» **Problem to solve**
Reproduce the listing below verbatim.

» **Excerpted records**

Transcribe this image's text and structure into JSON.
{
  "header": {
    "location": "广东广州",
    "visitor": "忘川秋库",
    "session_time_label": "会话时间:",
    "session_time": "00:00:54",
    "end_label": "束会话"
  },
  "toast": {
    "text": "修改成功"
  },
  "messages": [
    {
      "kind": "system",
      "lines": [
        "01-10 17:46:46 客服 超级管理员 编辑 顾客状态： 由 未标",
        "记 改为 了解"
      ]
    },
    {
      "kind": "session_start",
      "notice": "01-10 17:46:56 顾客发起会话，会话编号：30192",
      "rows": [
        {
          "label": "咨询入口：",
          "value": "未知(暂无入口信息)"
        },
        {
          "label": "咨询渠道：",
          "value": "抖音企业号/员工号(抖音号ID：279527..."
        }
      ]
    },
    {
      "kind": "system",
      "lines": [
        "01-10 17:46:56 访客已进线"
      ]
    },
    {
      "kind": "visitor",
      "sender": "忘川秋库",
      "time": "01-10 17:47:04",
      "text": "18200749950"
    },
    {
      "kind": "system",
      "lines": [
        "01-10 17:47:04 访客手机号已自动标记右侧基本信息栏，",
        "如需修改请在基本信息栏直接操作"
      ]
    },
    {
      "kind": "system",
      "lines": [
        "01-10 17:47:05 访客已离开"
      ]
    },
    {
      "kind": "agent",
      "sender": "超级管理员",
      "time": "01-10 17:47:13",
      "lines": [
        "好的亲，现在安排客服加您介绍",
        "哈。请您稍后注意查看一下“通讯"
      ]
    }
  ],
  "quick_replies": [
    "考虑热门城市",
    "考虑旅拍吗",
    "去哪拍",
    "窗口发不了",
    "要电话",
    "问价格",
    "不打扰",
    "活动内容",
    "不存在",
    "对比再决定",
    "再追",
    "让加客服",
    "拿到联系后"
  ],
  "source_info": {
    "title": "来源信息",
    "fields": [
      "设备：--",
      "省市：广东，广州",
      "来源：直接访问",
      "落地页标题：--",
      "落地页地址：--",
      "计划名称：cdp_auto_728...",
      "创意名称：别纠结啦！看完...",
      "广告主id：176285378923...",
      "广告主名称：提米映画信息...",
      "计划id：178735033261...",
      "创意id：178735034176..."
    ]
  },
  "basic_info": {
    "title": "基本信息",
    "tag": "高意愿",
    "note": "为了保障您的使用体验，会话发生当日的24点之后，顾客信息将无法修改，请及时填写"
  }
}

» **Full solution**
Transcribe this image's text and structure into JSON.
{
  "header": {
    "location": "广东广州",
    "visitor": "忘川秋库",
    "session_time_label": "会话时间:",
    "session_time": "00:00:54",
    "end_label": "束会话"
  },
  "toast": {
    "text": "修改成功"
  },
  "messages": [
    {
      "kind": "system",
      "lines": [
        "01-10 17:46:46 客服 超级管理员 编辑 顾客状态： 由 未标",
        "记 改为 了解"
      ]
    },
    {
      "kind": "session_start",
      "notice": "01-10 17:46:56 顾客发起会话，会话编号：30192",
      "rows": [
        {
          "label": "咨询入口：",
          "value": "未知(暂无入口信息)"
        },
        {
          "label": "咨询渠道：",
          "value": "抖音企业号/员工号(抖音号ID：279527..."
        }
      ]
    },
    {
      "kind": "system",
      "lines": [
        "01-10 17:46:56 访客已进线"
      ]
    },
    {
      "kind": "visitor",
      "sender": "忘川秋库",
      "time": "01-10 17:47:04",
      "text": "18200749950"
    },
    {
      "kind": "system",
      "lines": [
        "01-10 17:47:04 访客手机号已自动标记右侧基本信息栏，",
        "如需修改请在基本信息栏直接操作"
      ]
    },
    {
      "kind": "system",
      "lines": [
        "01-10 17:47:05 访客已离开"
      ]
    },
    {
      "kind": "agent",
      "sender": "超级管理员",
      "time": "01-10 17:47:13",
      "lines": [
        "好的亲，现在安排客服加您介绍",
        "哈。请您稍后注意查看一下“通讯"
      ]
    }
  ],
  "quick_replies": [
    "考虑热门城市",
    "考虑旅拍吗",
    "去哪拍",
    "窗口发不了",
    "要电话",
    "问价格",
    "不打扰",
    "活动内容",
    "不存在",
    "对比再决定",
    "再追",
    "让加客服",
    "拿到联系后"
  ],
  "source_info": {
    "title": "来源信息",
    "fields": [
      "设备：--",
      "省市：广东，广州",
      "来源：直接访问",
      "落地页标题：--",
      "落地页地址：--",
      "计划名称：cdp_auto_728...",
      "创意名称：别纠结啦！看完...",
      "广告主id：176285378923...",
      "广告主名称：提米映画信息...",
      "计划id：178735033261...",
      "创意id：178735034176..."
    ]
  },
  "basic_info": {
    "title": "基本信息",
    "tag": "高意愿",
    "note": "为了保障您的使用体验，会话发生当日的24点之后，顾客信息将无法修改，请及时填写"
  }
}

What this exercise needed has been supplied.